[WHAT YOU NEED TO DO]
Find all the lines with "celles" and gather them.

(A run of records)
## start
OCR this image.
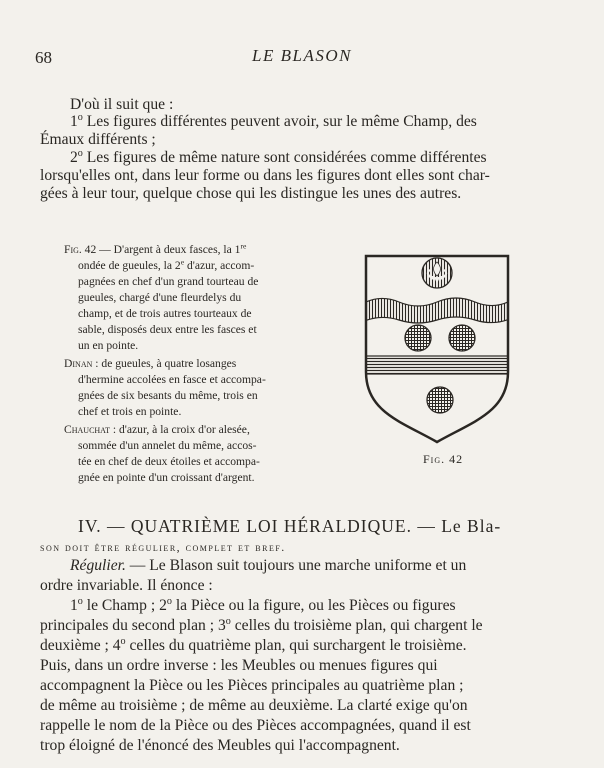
68	LE BLASON
D'où il suit que :
1$^o$ Les figures différentes peuvent avoir, sur le même Champ, des
Émaux différents ;
2$^o$ Les figures de même nature sont considérées comme différentes
lorsqu'elles ont, dans leur forme ou dans les figures dont elles sont char-
gées à leur tour, quelque chose qui les distingue les unes des autres.
Fig. 42 — D'argent à deux fasces, la 1re
ondée de gueules, la 2e d'azur, accom-
pagnées en chef d'un grand tourteau de
gueules, chargé d'une fleurdelys du
champ, et de trois autres tourteaux de
sable, disposés deux entre les fasces et
un en pointe.
Dinan : de gueules, à quatre losanges
d'hermine accolées en fasce et accompa-
gnées de six besants du même, trois en
chef et trois en pointe.
Chauchat : d'azur, à la croix d'or alesée,
sommée d'un annelet du même, accos-
tée en chef de deux étoiles et accompa-
gnée en pointe d'un croissant d'argent.
Fig. 42
IV. — QUATRIÈME LOI HÉRALDIQUE. — Le Bla-
son doit être régulier, complet et bref.
Régulier. — Le Blason suit toujours une marche uniforme et un
ordre invariable. Il énonce :
1$^o$ le Champ ; 2$^o$ la Pièce ou la figure, ou les Pièces ou figures
principales du second plan ; 3$^o$ celles du troisième plan, qui chargent le
deuxième ; 4$^o$ celles du quatrième plan, qui surchargent le troisième.
Puis, dans un ordre inverse : les Meubles ou menues figures qui
accompagnent la Pièce ou les Pièces principales au quatrième plan ;
de même au troisième ; de même au deuxième. La clarté exige qu'on
rappelle le nom de la Pièce ou des Pièces accompagnées, quand il est
trop éloigné de l'énoncé des Meubles qui l'accompagnent.
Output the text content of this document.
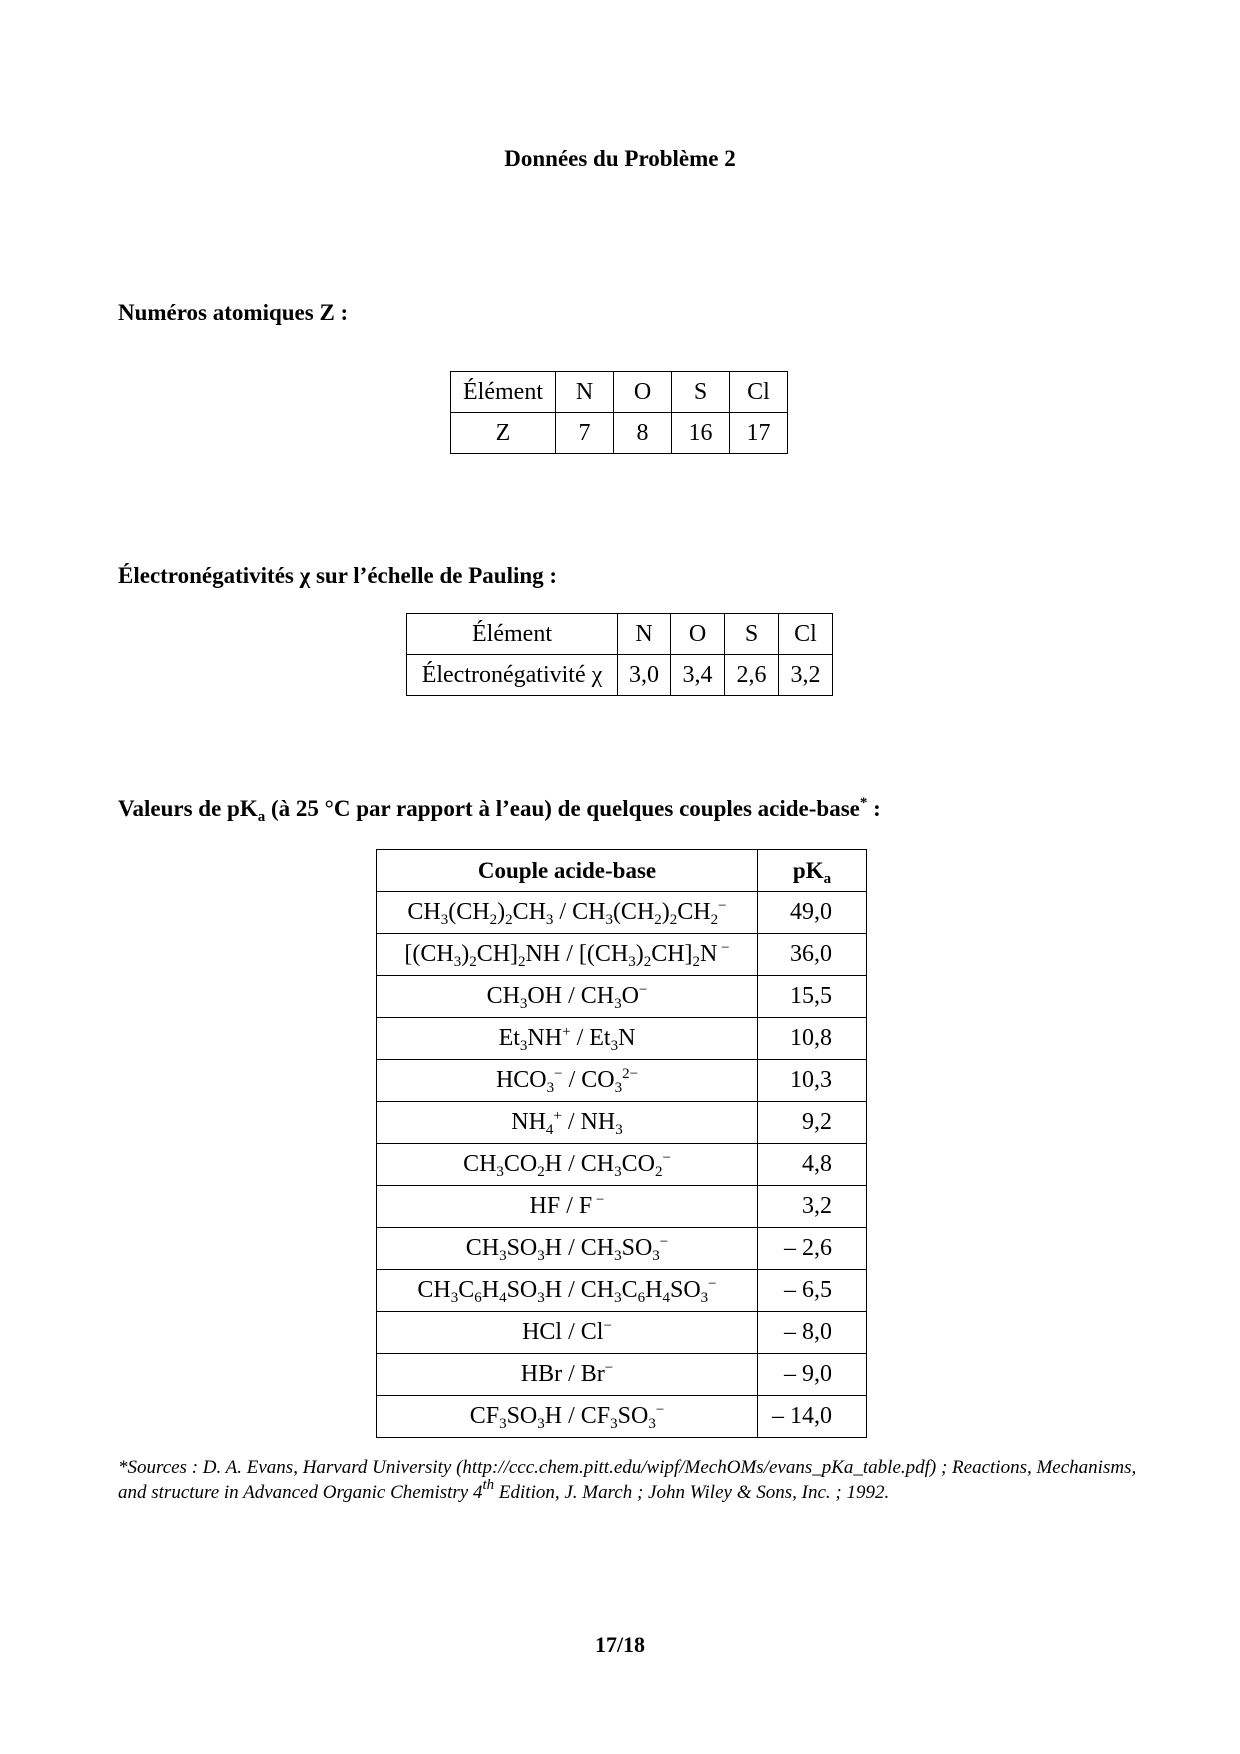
Données du Problème 2
Numéros atomiques Z :
Élément	N	O	S	Cl
Z	7	8	16	17
Électronégativités χ sur l’échelle de Pauling :
Élément	N	O	S	Cl
Électronégativité χ	3,0	3,4	2,6	3,2
Valeurs de $pK_a$ (à 25 °C par rapport à l’eau) de quelques couples acide-base* :
Couple acide-base	$pK_a$
$CH_3(CH_2)_2CH_3 / CH_3(CH_2)_2CH_2^-$	49,0
$[(CH_3)_2CH]_2NH / [(CH_3)_2CH]_2N$ −	36,0
$CH_3OH / CH_3O^-$	15,5
$Et_3NH^+ / Et_3N$	10,8
$HCO_3^- / CO_3^{2-}$	10,3
$NH_4^+ / NH_3$	9,2
$CH_3CO_2H / CH_3CO_2^-$	4,8
HF / F −	3,2
$CH_3SO_3H / CH_3SO_3^-$	– 2,6
$CH_3C_6H_4SO_3H / CH_3C_6H_4SO_3^-$	– 6,5
HCl / Cl−	– 8,0
HBr / Br−	– 9,0
$CF_3SO_3H / CF_3SO_3^-$	– 14,0
*Sources : D. A. Evans, Harvard University (http://ccc.chem.pitt.edu/wipf/MechOMs/evans_pKa_table.pdf) ; Reactions, Mechanisms, and structure in Advanced Organic Chemistry 4th Edition, J. March ; John Wiley & Sons, Inc. ; 1992.
17/18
## end
[TASK SOLUTION]
principales du second plan ; 3$^o$ celles du troisième plan, qui chargent le
deuxième ; 4$^o$ celles du quatrième plan, qui surchargent le troisième.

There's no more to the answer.